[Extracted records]
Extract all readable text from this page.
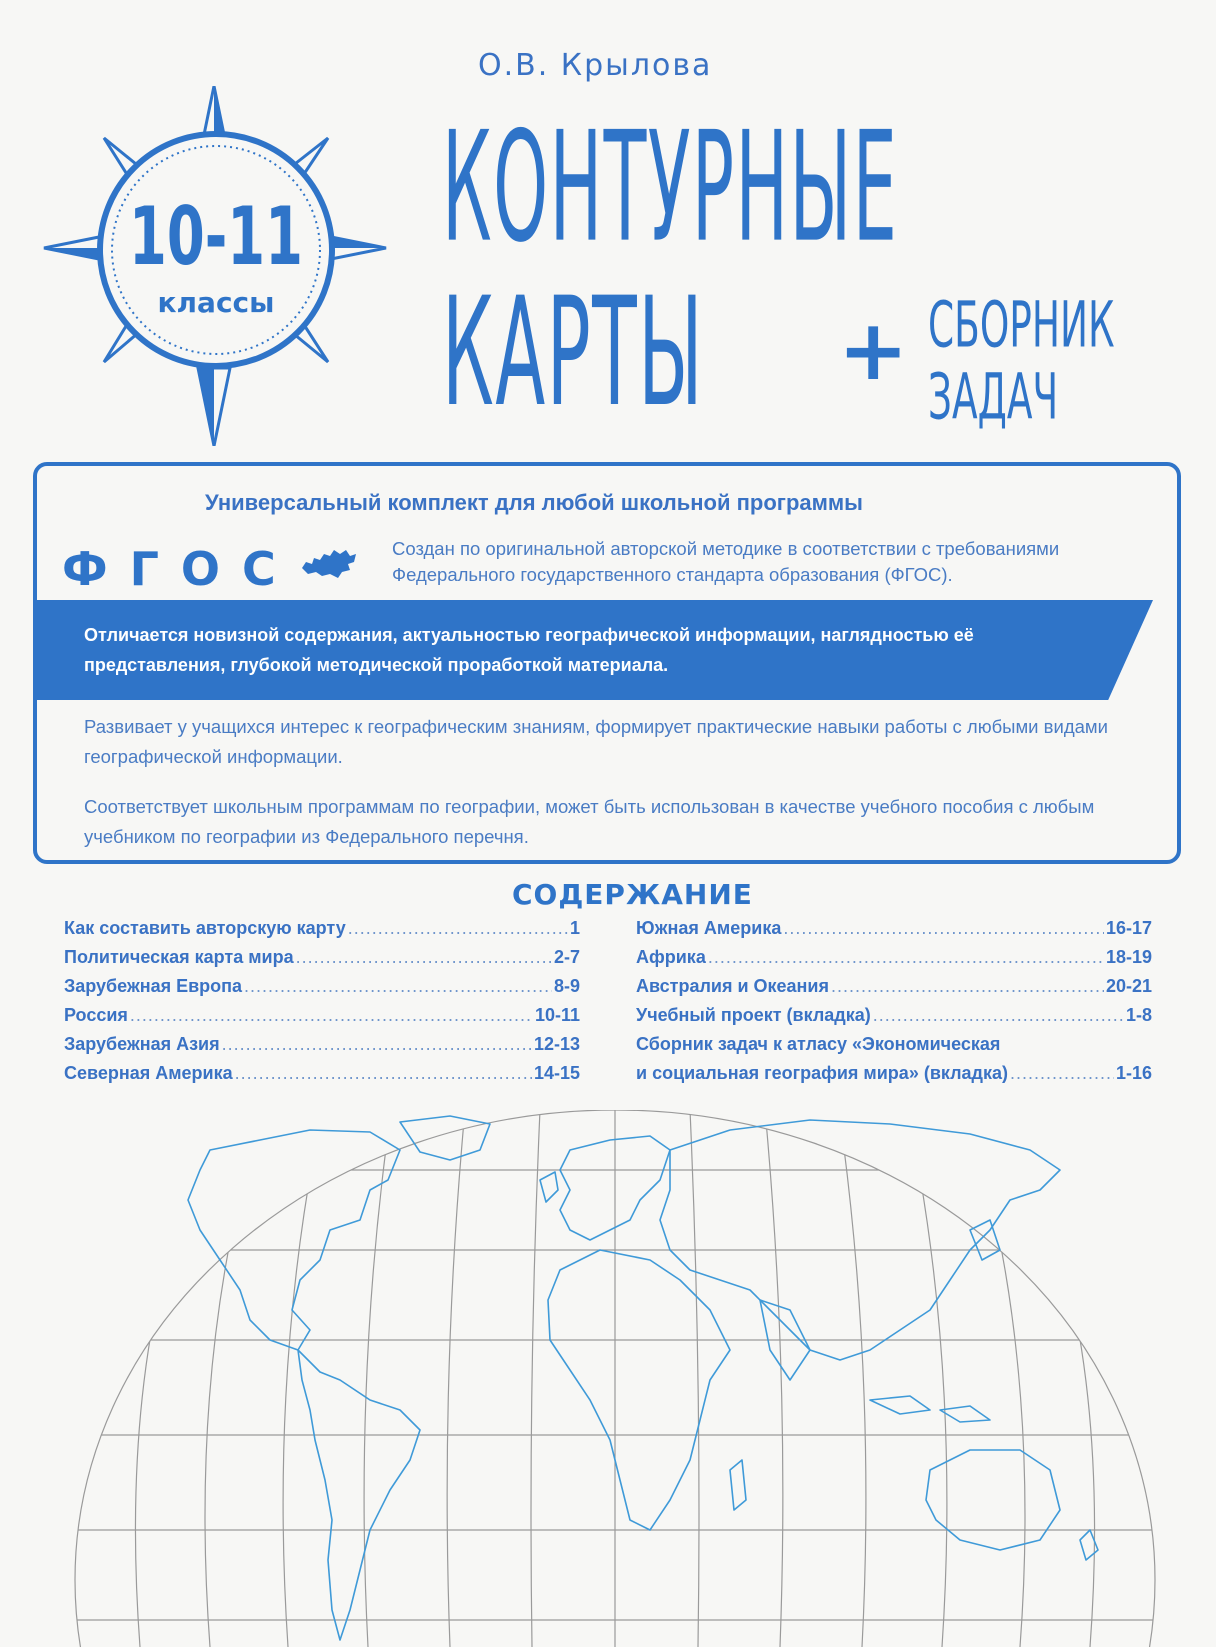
О.В. Крылова
10-11
классы
КОНТУРНЫЕ
КАРТЫ + СБОРНИК
ЗАДАЧ
Универсальный комплект для любой школьной программы
ФГОС	Создан по оригинальной авторской методике в соответствии с требованиями Федерального государственного стандарта образования (ФГОС).
Отличается новизной содержания, актуальностью географической информации, наглядностью её представления, глубокой методической проработкой материала.
Развивает у учащихся интерес к географическим знаниям, формирует практические навыки работы с любыми видами географической информации.
Соответствует школьным программам по географии, может быть использован в качестве учебного пособия с любым учебником по географии из Федерального перечня.
СОДЕРЖАНИЕ
Как составить авторскую карту .....	1
Политическая карта мира .....	2-7
Зарубежная Европа .....	8-9
Россия .....	10-11
Зарубежная Азия .....	12-13
Северная Америка .....	14-15
Южная Америка .....	16-17
Африка .....	18-19
Австралия и Океания .....	20-21
Учебный проект (вкладка) .....	1-8
Сборник задач к атласу «Экономическая
и социальная география мира» (вкладка) .....	1-16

*What needs to be done*
Write out every line of the entries that holds the word "вкладка".

*Result*
Учебный проект (вкладка) .....	1-8
и социальная география мира» (вкладка) .....	1-16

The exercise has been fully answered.